◆ EXERCISE DIRECTIONS
Omit every picture, then give all the entries again exactly.

◆ Extracted data entries
# # # # #

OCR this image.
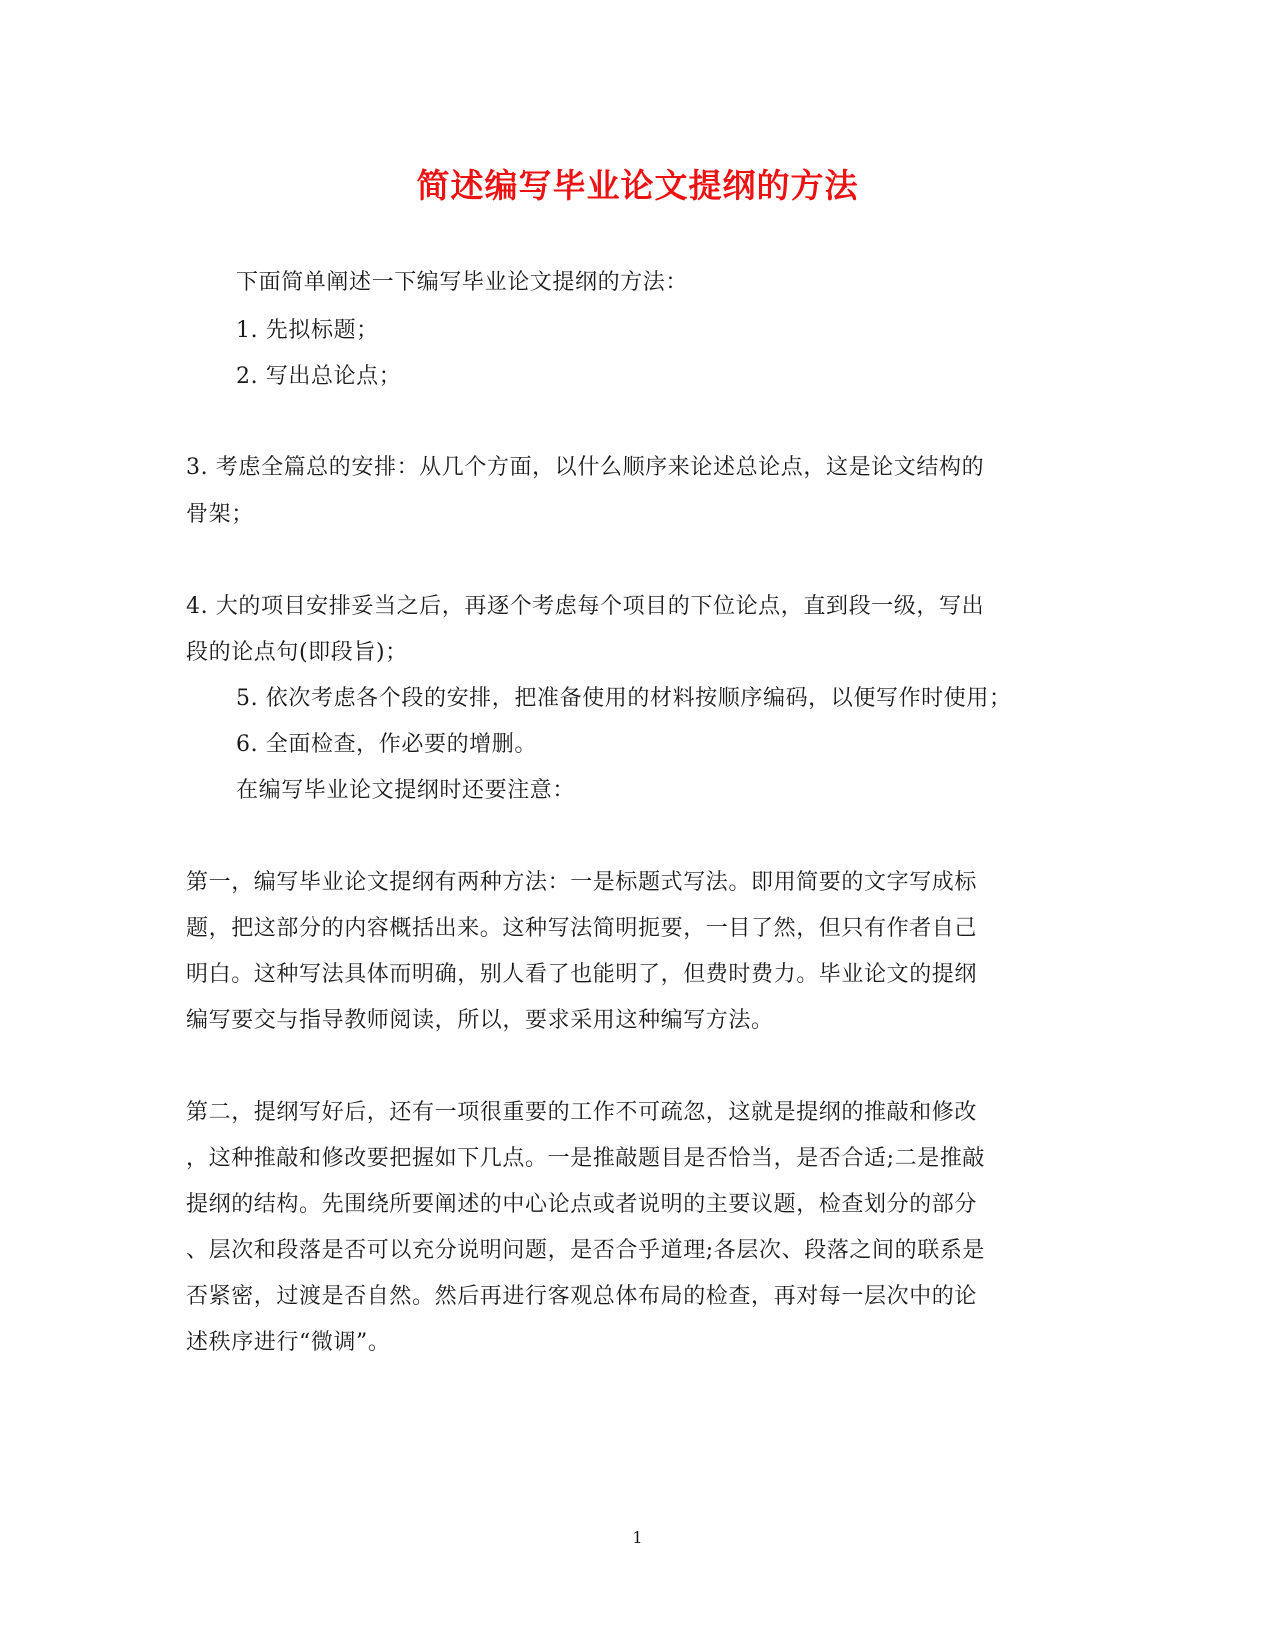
简述编写毕业论文提纲的方法
下面简单阐述一下编写毕业论文提纲的方法：
1. 先拟标题；
2. 写出总论点；
3. 考虑全篇总的安排：从几个方面，以什么顺序来论述总论点，这是论文结构的
骨架；
4. 大的项目安排妥当之后，再逐个考虑每个项目的下位论点，直到段一级，写出
段的论点句(即段旨)；
5. 依次考虑各个段的安排，把准备使用的材料按顺序编码，以便写作时使用；
6. 全面检查，作必要的增删。
在编写毕业论文提纲时还要注意：
第一，编写毕业论文提纲有两种方法：一是标题式写法。即用简要的文字写成标
题，把这部分的内容概括出来。这种写法简明扼要，一目了然，但只有作者自己
明白。这种写法具体而明确，别人看了也能明了，但费时费力。毕业论文的提纲
编写要交与指导教师阅读，所以，要求采用这种编写方法。
第二，提纲写好后，还有一项很重要的工作不可疏忽，这就是提纲的推敲和修改
，这种推敲和修改要把握如下几点。一是推敲题目是否恰当，是否合适;二是推敲
提纲的结构。先围绕所要阐述的中心论点或者说明的主要议题，检查划分的部分
、层次和段落是否可以充分说明问题，是否合乎道理;各层次、段落之间的联系是
否紧密，过渡是否自然。然后再进行客观总体布局的检查，再对每一层次中的论
述秩序进行“微调”。
1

# # # # #

◆ RESPONSE BELOW
OCR this image.
简述编写毕业论文提纲的方法
下面简单阐述一下编写毕业论文提纲的方法：
1. 先拟标题；
2. 写出总论点；
3. 考虑全篇总的安排：从几个方面，以什么顺序来论述总论点，这是论文结构的
骨架；
4. 大的项目安排妥当之后，再逐个考虑每个项目的下位论点，直到段一级，写出
段的论点句(即段旨)；
5. 依次考虑各个段的安排，把准备使用的材料按顺序编码，以便写作时使用；
6. 全面检查，作必要的增删。
在编写毕业论文提纲时还要注意：
第一，编写毕业论文提纲有两种方法：一是标题式写法。即用简要的文字写成标
题，把这部分的内容概括出来。这种写法简明扼要，一目了然，但只有作者自己
明白。这种写法具体而明确，别人看了也能明了，但费时费力。毕业论文的提纲
编写要交与指导教师阅读，所以，要求采用这种编写方法。
第二，提纲写好后，还有一项很重要的工作不可疏忽，这就是提纲的推敲和修改
，这种推敲和修改要把握如下几点。一是推敲题目是否恰当，是否合适;二是推敲
提纲的结构。先围绕所要阐述的中心论点或者说明的主要议题，检查划分的部分
、层次和段落是否可以充分说明问题，是否合乎道理;各层次、段落之间的联系是
否紧密，过渡是否自然。然后再进行客观总体布局的检查，再对每一层次中的论
述秩序进行“微调”。
1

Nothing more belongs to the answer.